Document excerpt:
▽

# Best 2x2?



## gundamslicer (May 8, 2010)

Which 2x2 is better? Lanlan diansheng eastshen or rubiks?


----------



## Applemoes (May 8, 2010)

I'd say lanlan. The ES doesn't seem to cut corners as well (I've watched a lot of comparisons and reviews).

The rubiks is the worst! Seriously my rubiks 2x2 is the worst cube I've ever had in my hands, it can't even cut NOTHING! (almost) 

But yeah, the LL is awesome


----------



## Zane_C (May 8, 2010)

LL with pen springs FTW


----------



## Applemoes (May 8, 2010)

Zane_C said:


> LL with pen springs FTW



I decided to try that on my lanlan, but I only had a SINGLE pen with that sort of spring in the ENTIRE house. I mean wtf!? So now it has 2 pensprings and 1 normal haha  I can't feel where the regular is though so it's fine


----------



## vcuber13 (May 8, 2010)

I haven't tried a diansheng, but rubi's is horrific, ES overturns too easily, and I just got my LL yesterday and it is AMAZING!! (but the purple take a bit of time to get used to) and it dropped my average by over a second!


----------



## CubesOfTheWorld (May 8, 2010)

LanLan. Enough said.

PS: I put cubesmith fluorescent stickers on my LanLan, and silicone in it. Those are the only mods I have done. It is amazing.


----------



## JeffDelucia (May 8, 2010)

My lanlan is amazing but the others ive tried werent so good...


----------



## cincyaviation (May 8, 2010)

did you use the search function at all? there are at least 2 threads on this topic...


----------



## HASH-CUBE (May 8, 2010)

LanLan FTW, also i heard ghost hand 2x2 is awesome

but i use LanLan

@Zane_C: how this mod helps in the cube? if it worth it i might try it


----------



## DaijoCube (May 8, 2010)

LanLan and Ghost Hand are the best. Just flip a coin to decide


----------



## cincyaviation (May 8, 2010)

HASH-CUBE said:


> LanLan FTW, also i heard ghost hand 2x2 is awesome
> 
> but i use LanLan
> 
> @Zane_C: how this mod helps in the cube? if it worth it i might try it


the mod is very good, apparently the original lanlan springs obstruct turning, so when replaced with pen springs, it turns much better
see here


----------



## vcuber13 (May 8, 2010)

DaijoCube said:


> LanLan and Ghost Hand are the best. Just flip a coin to decide



And if it lands on the side?

Or just buy both


----------



## HASH-CUBE (May 8, 2010)

DaijoCube said:


> LanLan and Ghost Hand are the best. Just flip a coin to decide



Haha cool 



cincyaviation said:


> HASH-CUBE said:
> 
> 
> > LanLan FTW, also i heard ghost hand 2x2 is awesome
> ...



Thanks, i'll check it out


----------



## Dfgged (May 8, 2010)

HASH-CUBE said:


> DaijoCube said:
> 
> 
> > LanLan and Ghost Hand are the best. Just flip a coin to decide
> ...



All you have to do is flip the spring if that happens, loosens the tension without creating more pops!!


----------



## Edmund (May 8, 2010)

I hear Lanlan is nice but I'm fine with ES.

△

Stored data entries
▽

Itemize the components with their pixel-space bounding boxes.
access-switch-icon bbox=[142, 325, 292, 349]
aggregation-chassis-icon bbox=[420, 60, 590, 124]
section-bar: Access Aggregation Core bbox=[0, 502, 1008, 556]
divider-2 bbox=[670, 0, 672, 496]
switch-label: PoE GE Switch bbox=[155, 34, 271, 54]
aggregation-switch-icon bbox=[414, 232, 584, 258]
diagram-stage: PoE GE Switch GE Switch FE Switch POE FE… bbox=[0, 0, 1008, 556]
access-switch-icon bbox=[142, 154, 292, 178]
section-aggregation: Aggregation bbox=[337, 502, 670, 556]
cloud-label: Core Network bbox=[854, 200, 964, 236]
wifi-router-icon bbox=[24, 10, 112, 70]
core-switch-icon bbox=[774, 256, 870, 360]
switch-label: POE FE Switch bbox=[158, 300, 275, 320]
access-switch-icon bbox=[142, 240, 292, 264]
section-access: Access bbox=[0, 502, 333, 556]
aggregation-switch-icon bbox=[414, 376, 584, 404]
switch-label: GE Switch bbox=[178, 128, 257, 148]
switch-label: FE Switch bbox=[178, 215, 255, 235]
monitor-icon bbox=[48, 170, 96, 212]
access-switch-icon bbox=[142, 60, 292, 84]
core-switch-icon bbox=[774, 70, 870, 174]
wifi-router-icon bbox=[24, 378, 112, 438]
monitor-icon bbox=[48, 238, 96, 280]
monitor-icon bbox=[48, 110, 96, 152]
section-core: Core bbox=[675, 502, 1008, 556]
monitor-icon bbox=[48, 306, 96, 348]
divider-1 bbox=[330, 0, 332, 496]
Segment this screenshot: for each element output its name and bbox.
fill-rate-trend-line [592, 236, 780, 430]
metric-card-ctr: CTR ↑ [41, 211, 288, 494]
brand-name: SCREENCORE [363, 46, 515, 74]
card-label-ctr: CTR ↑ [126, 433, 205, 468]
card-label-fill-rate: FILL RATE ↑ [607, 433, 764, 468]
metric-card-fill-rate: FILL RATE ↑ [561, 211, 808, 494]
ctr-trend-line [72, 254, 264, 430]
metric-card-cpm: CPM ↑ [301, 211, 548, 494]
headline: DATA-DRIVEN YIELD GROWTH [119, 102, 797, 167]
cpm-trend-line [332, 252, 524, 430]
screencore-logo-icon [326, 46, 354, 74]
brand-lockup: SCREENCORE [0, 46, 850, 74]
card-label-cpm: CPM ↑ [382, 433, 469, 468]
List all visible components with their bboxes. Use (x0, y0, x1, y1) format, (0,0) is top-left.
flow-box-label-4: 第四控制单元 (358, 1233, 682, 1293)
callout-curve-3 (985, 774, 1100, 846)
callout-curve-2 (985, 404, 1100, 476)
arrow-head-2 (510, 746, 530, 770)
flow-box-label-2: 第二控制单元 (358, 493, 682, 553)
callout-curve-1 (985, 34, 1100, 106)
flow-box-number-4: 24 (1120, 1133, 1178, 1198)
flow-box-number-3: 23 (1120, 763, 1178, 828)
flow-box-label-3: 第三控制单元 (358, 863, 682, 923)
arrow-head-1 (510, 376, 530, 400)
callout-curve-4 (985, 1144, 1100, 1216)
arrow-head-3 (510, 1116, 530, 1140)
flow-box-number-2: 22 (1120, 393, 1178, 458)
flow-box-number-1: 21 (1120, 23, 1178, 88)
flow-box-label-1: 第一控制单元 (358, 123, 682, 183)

△

Problems:
A: Transcribe the passage of the 2x2 cube thread from "My lanlan is" to "on this topic...".
B: Answer these questions from the 2x2 cube thread:
(i) What kind of stickers did CubesOfTheWorld put on their LanLan?
(ii) According to cincyaviation, what do the original lanlan springs do?
(iii) By how much did vcuber13 say the LL dropped their average?
The stored data entries play no part in what comes next.

Per-task answers:
A:
My lanlan is amazing but the others ive tried werent so good...


----------



## cincyaviation (May 8, 2010)

did you use the search function at all? there are at least 2 threads on this topic...

B:
(i) Cubesmith fluorescent stickers.
(ii) They obstruct turning.
(iii) By over a second.